## Information given
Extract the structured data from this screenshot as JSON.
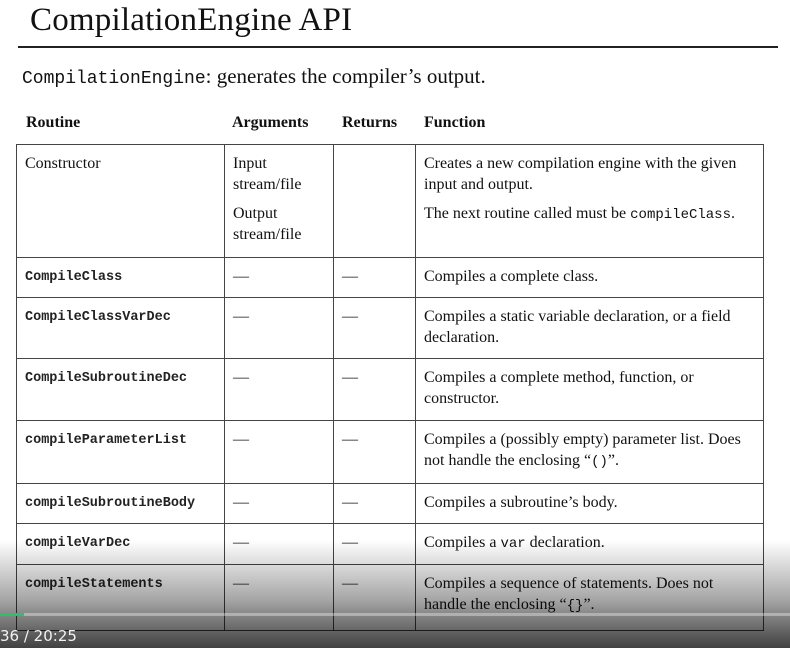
{
  "slide": {
    "title": "CompilationEngine API",
    "subtitle_code": "CompilationEngine",
    "subtitle_text": ": generates the compiler’s output."
  },
  "table": {
    "headers": [
      "Routine",
      "Arguments",
      "Returns",
      "Function"
    ],
    "rows": [
      {
        "routine": "Constructor",
        "args": [
          "Input stream/file",
          "Output stream/file"
        ],
        "returns": "",
        "function_lines": [
          "Creates a new compilation engine with the given input and output."
        ],
        "function_extra_text": "The next routine called must be",
        "function_extra_code": "compileClass",
        "function_extra_end": "."
      },
      {
        "routine": "CompileClass",
        "args": "—",
        "returns": "—",
        "function": "Compiles a complete class."
      },
      {
        "routine": "CompileClassVarDec",
        "args": "—",
        "returns": "—",
        "function": "Compiles a static variable declaration, or a field declaration."
      },
      {
        "routine": "CompileSubroutineDec",
        "args": "—",
        "returns": "—",
        "function": "Compiles a complete method, function, or constructor."
      },
      {
        "routine": "compileParameterList",
        "args": "—",
        "returns": "—",
        "function_a": "Compiles a (possibly empty) parameter list. Does not handle the enclosing “",
        "function_code": "()",
        "function_b": "”."
      },
      {
        "routine": "compileSubroutineBody",
        "args": "—",
        "returns": "—",
        "function": "Compiles a subroutine’s body."
      },
      {
        "routine": "compileVarDec",
        "args": "—",
        "returns": "—",
        "function_a": "Compiles a ",
        "function_code": "var",
        "function_b": " declaration."
      },
      {
        "routine": "compileStatements",
        "args": "—",
        "returns": "—",
        "function_a": "Compiles a sequence of statements. Does not handle the enclosing “",
        "function_code": "{}",
        "function_b": "”."
      }
    ]
  },
  "player": {
    "time_text": "36 / 20:25",
    "progress": 0.03,
    "progress_color": "#2fbf6a"
  }
}
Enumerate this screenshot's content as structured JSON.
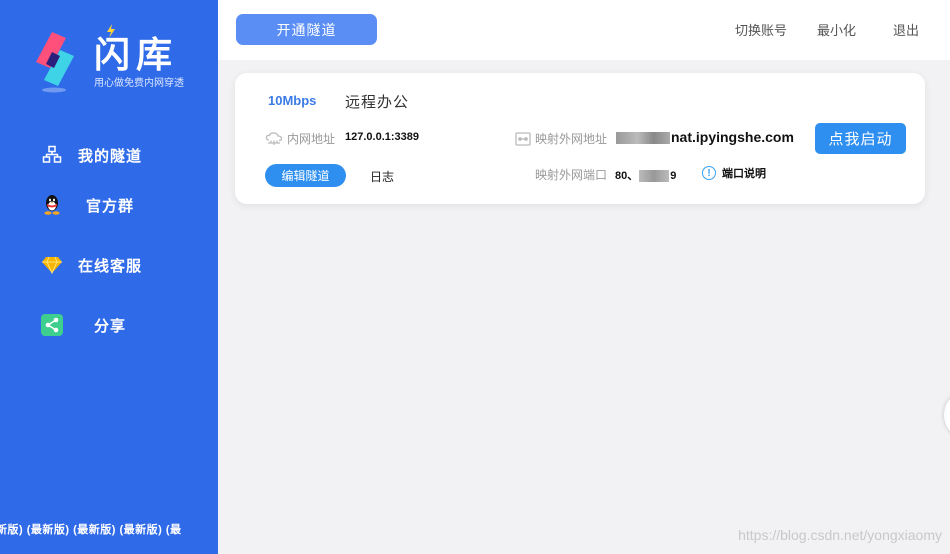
{
  "app": {
    "name": "闪库",
    "slogan": "用心做免费内网穿透"
  },
  "sidebar": {
    "items": [
      {
        "label": "我的隧道",
        "icon": "tunnel-icon"
      },
      {
        "label": "官方群",
        "icon": "qq-icon"
      },
      {
        "label": "在线客服",
        "icon": "diamond-icon"
      },
      {
        "label": "分享",
        "icon": "share-icon"
      }
    ],
    "version_text": "新版) (最新版) (最新版) (最新版) (最"
  },
  "topbar": {
    "open_tunnel": "开通隧道",
    "switch_account": "切换账号",
    "minimize": "最小化",
    "exit": "退出"
  },
  "tunnel": {
    "bandwidth": "10Mbps",
    "name": "远程办公",
    "local_label": "内网地址",
    "local_value": "127.0.0.1:3389",
    "public_label": "映射外网地址",
    "public_domain": "nat.ipyingshe.com",
    "port_label": "映射外网端口",
    "port_prefix": "80、",
    "port_suffix": "9",
    "start": "点我启动",
    "edit": "编辑隧道",
    "log": "日志",
    "port_help": "端口说明"
  },
  "watermark": "https://blog.csdn.net/yongxiaomy",
  "colors": {
    "sidebar": "#2f6ae8",
    "primary_button": "#2f8ff0",
    "open_button": "#5b8ef5",
    "bandwidth": "#3c7be6"
  }
}
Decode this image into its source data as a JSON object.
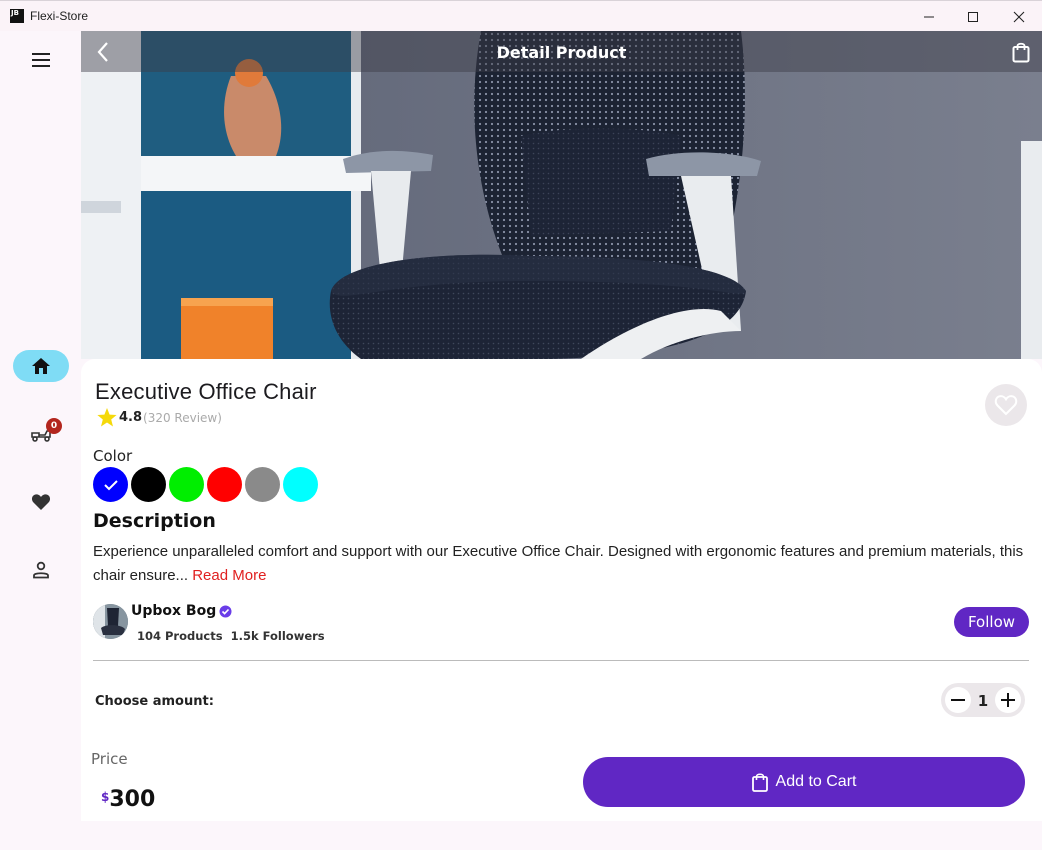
{
  "window": {
    "app_icon_text": "JB",
    "title": "Flexi-Store"
  },
  "nav": {
    "cart_badge": "0",
    "items": [
      {
        "icon": "home-icon",
        "active": true
      },
      {
        "icon": "delivery-icon",
        "active": false
      },
      {
        "icon": "heart-icon",
        "active": false
      },
      {
        "icon": "person-icon",
        "active": false
      }
    ]
  },
  "header": {
    "title": "Detail Product"
  },
  "product": {
    "name": "Executive Office Chair",
    "rating": "4.8",
    "reviews": "(320 Review)",
    "color_label": "Color",
    "colors": [
      "#0000ff",
      "#000000",
      "#00ee00",
      "#ff0000",
      "#8a8a8a",
      "#00ffff"
    ],
    "selected_color_index": 0,
    "description_title": "Description",
    "description": "Experience unparalleled comfort and support with our Executive Office Chair. Designed with ergonomic features and premium materials, this chair ensure...",
    "read_more": "Read More"
  },
  "seller": {
    "name": "Upbox Bog",
    "verified": true,
    "products": "104 Products",
    "followers": "1.5k Followers",
    "follow_label": "Follow"
  },
  "amount": {
    "label": "Choose amount:",
    "value": "1"
  },
  "price": {
    "label": "Price",
    "currency": "$",
    "value": "300"
  },
  "cart": {
    "label": "Add to Cart"
  },
  "colors": {
    "accent": "#6027c4",
    "rail_active": "#7fdcf5",
    "badge": "#b3261e",
    "read_more": "#e02020",
    "star": "#f5d90a"
  }
}
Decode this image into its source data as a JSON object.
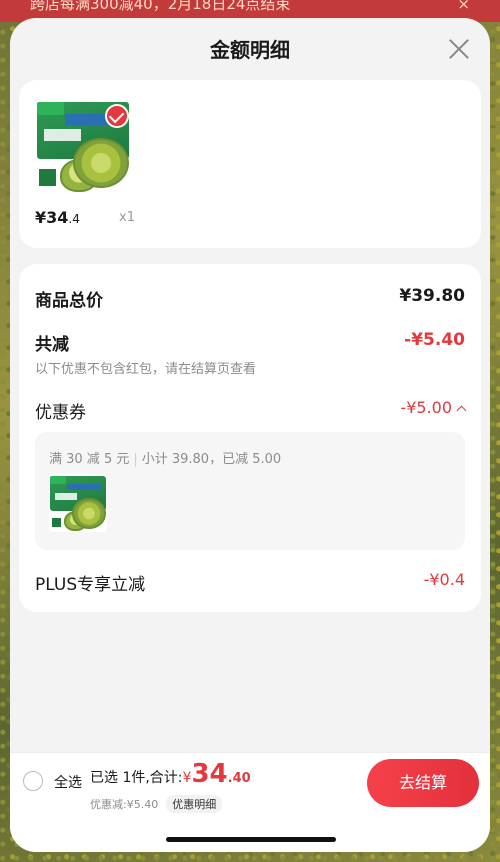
{
  "banner": {
    "text": "跨店每满300减40，2月18日24点结束",
    "close": "×"
  },
  "sheet": {
    "title": "金额明细"
  },
  "product": {
    "price_main": "¥34",
    "price_dec": ".4",
    "qty": "x1"
  },
  "detail": {
    "total_label": "商品总价",
    "total_value": "¥39.80",
    "reduce_label": "共减",
    "reduce_value": "-¥5.40",
    "note": "以下优惠不包含红包，请在结算页查看",
    "coupon_label": "优惠券",
    "coupon_value": "-¥5.00",
    "coupon_rule": "满 30 减 5 元",
    "coupon_sep": "|",
    "coupon_subtotal": "小计 39.80，已减 5.00",
    "plus_label": "PLUS专享立减",
    "plus_value": "-¥0.4"
  },
  "footer": {
    "select_all": "全选",
    "selected": "已选 1件,合计:",
    "yen": "¥",
    "total_int": "34",
    "total_dec": ".40",
    "discount": "优惠减:¥5.40",
    "detail_tag": "优惠明细",
    "checkout": "去结算"
  },
  "colors": {
    "accent": "#e4393c",
    "sheet_bg": "#f3f3f3",
    "card_bg": "#ffffff"
  }
}
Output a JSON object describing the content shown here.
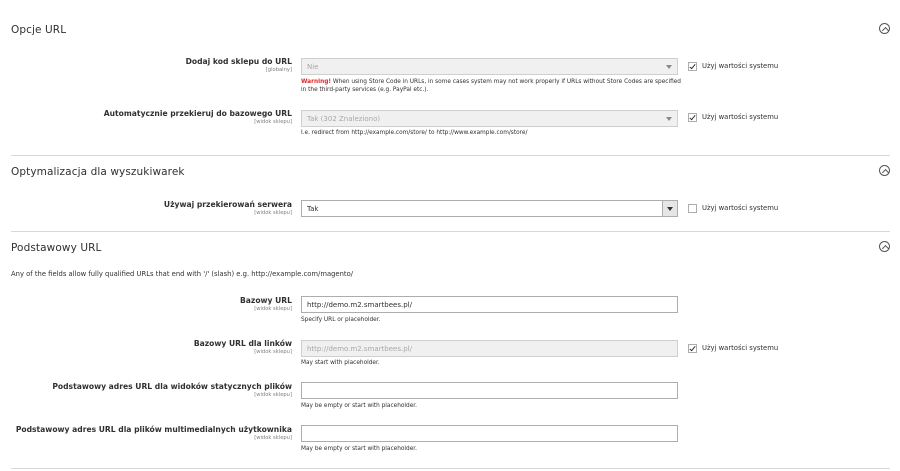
{
  "sections": {
    "opcje_url": {
      "title": "Opcje URL"
    },
    "seo": {
      "title": "Optymalizacja dla wyszukiwarek"
    },
    "base_url": {
      "title": "Podstawowy URL",
      "comment": "Any of the fields allow fully qualified URLs that end with '/' (slash) e.g. http://example.com/magento/"
    }
  },
  "fields": {
    "store_code": {
      "label": "Dodaj kod sklepu do URL",
      "scope": "[globalny]",
      "value": "Nie",
      "note_warning": "Warning!",
      "note_text": " When using Store Code in URLs, in some cases system may not work properly if URLs without Store Codes are specified in the third-party services (e.g. PayPal etc.).",
      "use_system": true
    },
    "auto_redirect": {
      "label": "Automatycznie przekieruj do bazowego URL",
      "scope": "[widok sklepu]",
      "value": "Tak (302 Znaleziono)",
      "note": "I.e. redirect from http://example.com/store/ to http://www.example.com/store/",
      "use_system": true
    },
    "server_rewrites": {
      "label": "Używaj przekierowań serwera",
      "scope": "[widok sklepu]",
      "value": "Tak",
      "use_system": false
    },
    "base_url": {
      "label": "Bazowy URL",
      "scope": "[widok sklepu]",
      "value": "http://demo.m2.smartbees.pl/",
      "note": "Specify URL or placeholder."
    },
    "base_link_url": {
      "label": "Bazowy URL dla linków",
      "scope": "[widok sklepu]",
      "value": "http://demo.m2.smartbees.pl/",
      "note": "May start with placeholder.",
      "use_system": true
    },
    "base_static_url": {
      "label": "Podstawowy adres URL dla widoków statycznych plików",
      "scope": "[widok sklepu]",
      "value": "",
      "note": "May be empty or start with placeholder."
    },
    "base_media_url": {
      "label": "Podstawowy adres URL dla plików multimedialnych użytkownika",
      "scope": "[widok sklepu]",
      "value": "",
      "note": "May be empty or start with placeholder."
    }
  },
  "use_system_label": "Użyj wartości systemu",
  "icons": {
    "collapse": "chevron-up-circle-icon",
    "select": "triangle-down-icon",
    "check": "checkmark-icon"
  }
}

## The problem
Your answer should be a single number: the count of lines in these records that hold the string "Chair".

## Solved exercise
2